--- Start ENTRIES ---

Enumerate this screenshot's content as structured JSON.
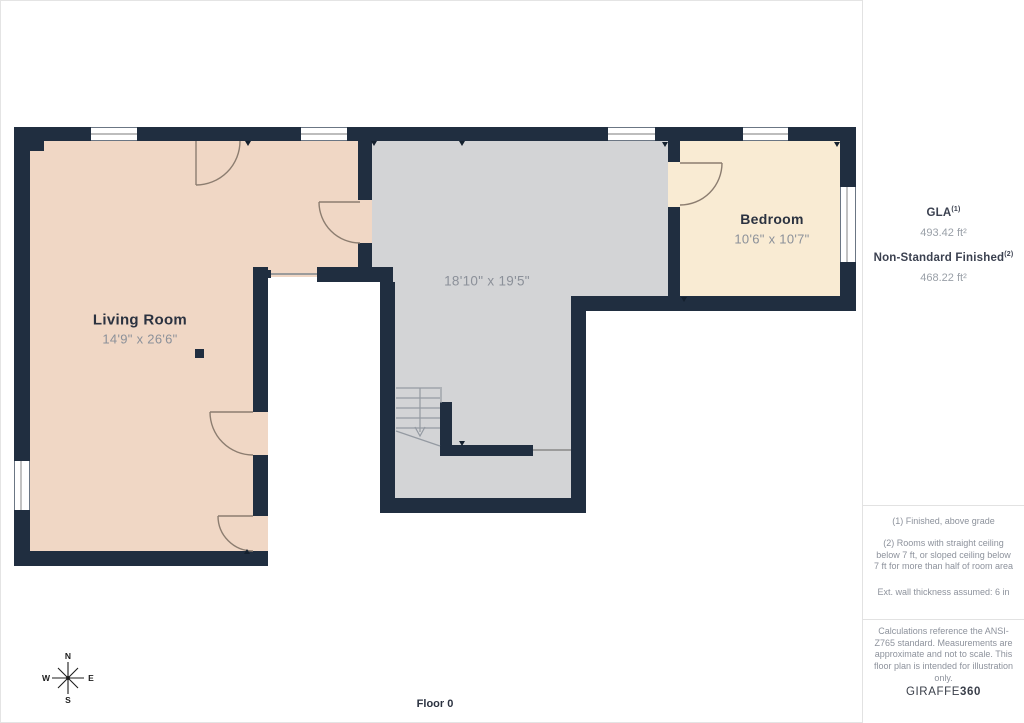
{
  "floor_label": "Floor 0",
  "rooms": [
    {
      "name": "Living Room",
      "dims": "14'9\" x 26'6\""
    },
    {
      "name": "",
      "dims": "18'10\" x 19'5\""
    },
    {
      "name": "Bedroom",
      "dims": "10'6\" x 10'7\""
    }
  ],
  "compass": {
    "n": "N",
    "e": "E",
    "s": "S",
    "w": "W"
  },
  "sidebar": {
    "gla_label": "GLA",
    "gla_sup": "(1)",
    "gla_value": "493.42 ft²",
    "nsf_label": "Non-Standard Finished",
    "nsf_sup": "(2)",
    "nsf_value": "468.22 ft²",
    "footnote1": "(1) Finished, above grade",
    "footnote2": "(2) Rooms with straight ceiling below 7 ft, or sloped ceiling below 7 ft for more than half of room area",
    "footnote3": "Ext. wall thickness assumed: 6 in",
    "disclaimer": "Calculations reference the ANSI-Z765 standard. Measurements are approximate and not to scale. This floor plan is intended for illustration only.",
    "logo_text": "GIRAFFE",
    "logo_360": "360"
  },
  "colors": {
    "wall": "#202e40",
    "living_room_floor": "#f0d7c5",
    "bedroom_floor": "#f9ebd3",
    "unfinished_floor": "#d3d4d6",
    "door_line": "#8c7d70"
  }
}
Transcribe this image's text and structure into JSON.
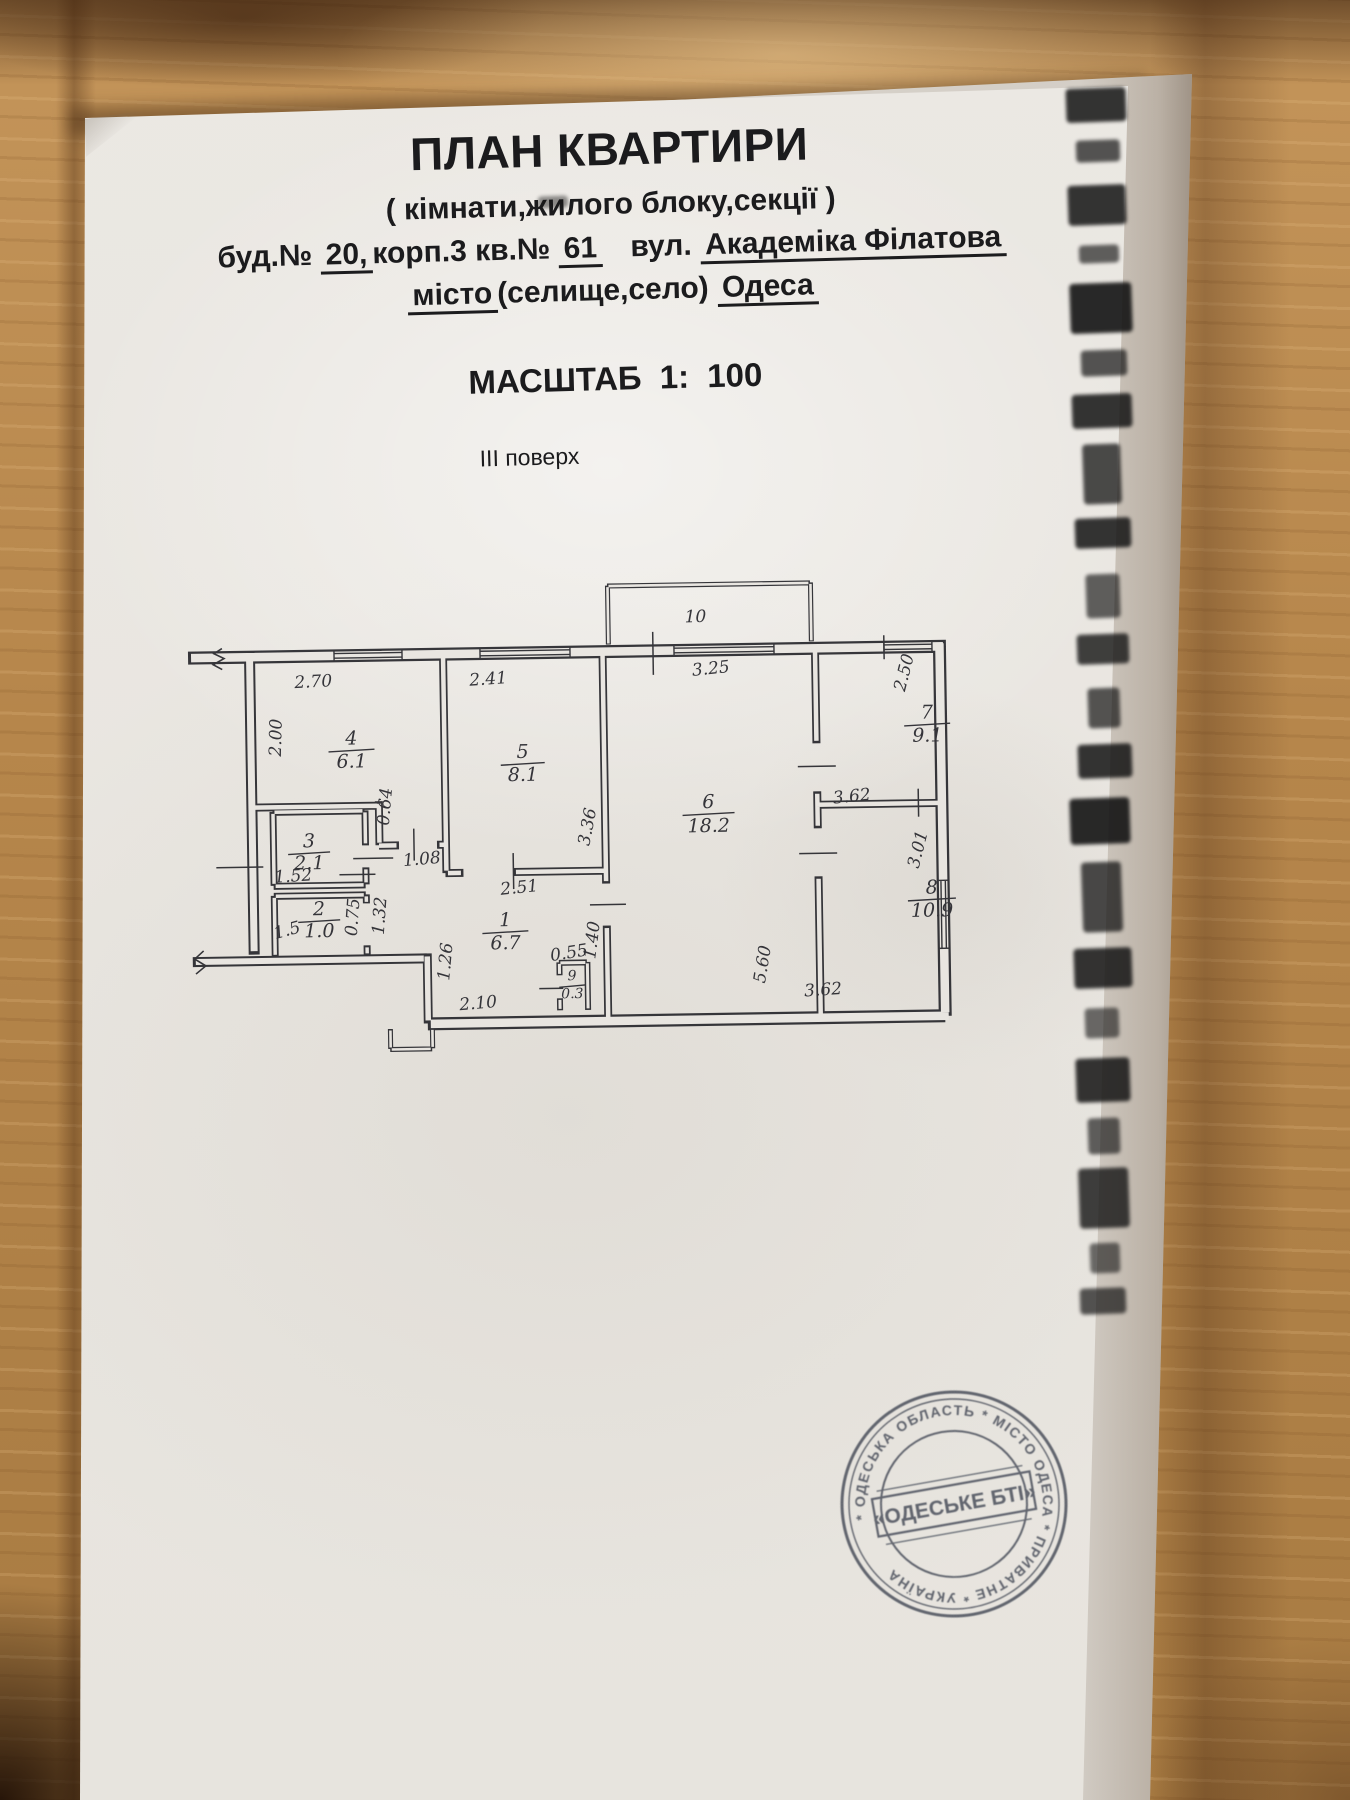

--- End ENTRIES ---

### REQUIREMENT:
Out of the preceding entries, pull every line containing the string "dims".

### REPLY:
      "dims": "14'9\" x 26'6\""
      "dims": "18'10\" x 19'5\""
      "dims": "10'6\" x 10'7\""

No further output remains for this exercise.